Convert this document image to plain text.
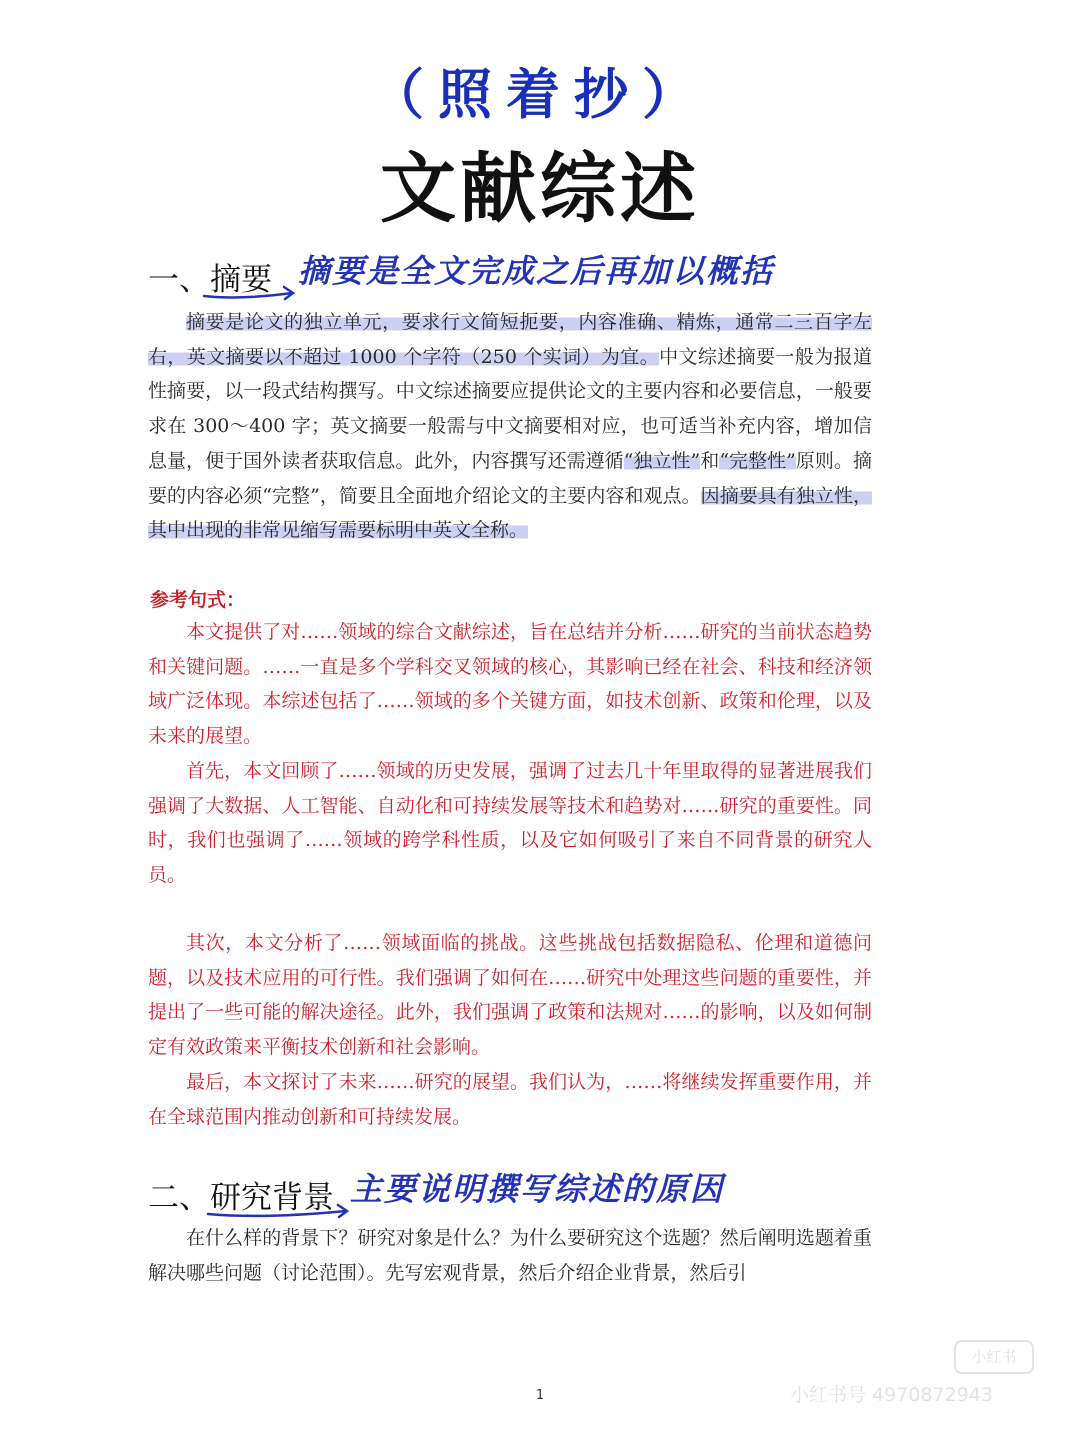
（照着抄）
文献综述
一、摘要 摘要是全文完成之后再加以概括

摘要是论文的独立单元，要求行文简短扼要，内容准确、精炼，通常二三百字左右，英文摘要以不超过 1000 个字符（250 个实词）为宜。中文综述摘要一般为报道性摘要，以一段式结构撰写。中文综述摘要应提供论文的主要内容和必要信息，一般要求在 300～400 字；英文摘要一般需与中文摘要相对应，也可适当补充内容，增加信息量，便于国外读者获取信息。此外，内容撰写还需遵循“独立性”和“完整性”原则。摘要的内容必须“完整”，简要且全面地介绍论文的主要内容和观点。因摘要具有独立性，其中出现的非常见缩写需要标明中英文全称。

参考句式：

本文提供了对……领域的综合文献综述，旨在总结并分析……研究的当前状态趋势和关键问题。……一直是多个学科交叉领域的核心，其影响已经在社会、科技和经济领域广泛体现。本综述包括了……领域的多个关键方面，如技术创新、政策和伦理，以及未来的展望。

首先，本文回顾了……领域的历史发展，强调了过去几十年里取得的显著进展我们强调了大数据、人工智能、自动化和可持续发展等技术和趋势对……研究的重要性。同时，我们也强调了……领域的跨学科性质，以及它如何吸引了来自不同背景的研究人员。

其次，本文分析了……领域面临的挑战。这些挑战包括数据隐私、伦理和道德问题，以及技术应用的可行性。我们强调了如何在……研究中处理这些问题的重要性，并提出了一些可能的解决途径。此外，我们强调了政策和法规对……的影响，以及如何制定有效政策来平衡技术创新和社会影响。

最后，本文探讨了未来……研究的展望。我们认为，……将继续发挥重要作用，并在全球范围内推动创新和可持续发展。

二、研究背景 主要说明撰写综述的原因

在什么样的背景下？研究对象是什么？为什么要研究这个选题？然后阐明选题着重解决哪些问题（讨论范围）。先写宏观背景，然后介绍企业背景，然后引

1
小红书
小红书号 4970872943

********

Quote the data above in full and without alteration; skip the pictures.

Convert this document image to plain text.
（照着抄）
文献综述
一、摘要 摘要是全文完成之后再加以概括

摘要是论文的独立单元，要求行文简短扼要，内容准确、精炼，通常二三百字左右，英文摘要以不超过 1000 个字符（250 个实词）为宜。中文综述摘要一般为报道性摘要，以一段式结构撰写。中文综述摘要应提供论文的主要内容和必要信息，一般要求在 300～400 字；英文摘要一般需与中文摘要相对应，也可适当补充内容，增加信息量，便于国外读者获取信息。此外，内容撰写还需遵循“独立性”和“完整性”原则。摘要的内容必须“完整”，简要且全面地介绍论文的主要内容和观点。因摘要具有独立性，其中出现的非常见缩写需要标明中英文全称。

参考句式：

本文提供了对……领域的综合文献综述，旨在总结并分析……研究的当前状态趋势和关键问题。……一直是多个学科交叉领域的核心，其影响已经在社会、科技和经济领域广泛体现。本综述包括了……领域的多个关键方面，如技术创新、政策和伦理，以及未来的展望。

首先，本文回顾了……领域的历史发展，强调了过去几十年里取得的显著进展我们强调了大数据、人工智能、自动化和可持续发展等技术和趋势对……研究的重要性。同时，我们也强调了……领域的跨学科性质，以及它如何吸引了来自不同背景的研究人员。

其次，本文分析了……领域面临的挑战。这些挑战包括数据隐私、伦理和道德问题，以及技术应用的可行性。我们强调了如何在……研究中处理这些问题的重要性，并提出了一些可能的解决途径。此外，我们强调了政策和法规对……的影响，以及如何制定有效政策来平衡技术创新和社会影响。

最后，本文探讨了未来……研究的展望。我们认为，……将继续发挥重要作用，并在全球范围内推动创新和可持续发展。

二、研究背景 主要说明撰写综述的原因

在什么样的背景下？研究对象是什么？为什么要研究这个选题？然后阐明选题着重解决哪些问题（讨论范围）。先写宏观背景，然后介绍企业背景，然后引

1
小红书
小红书号 4970872943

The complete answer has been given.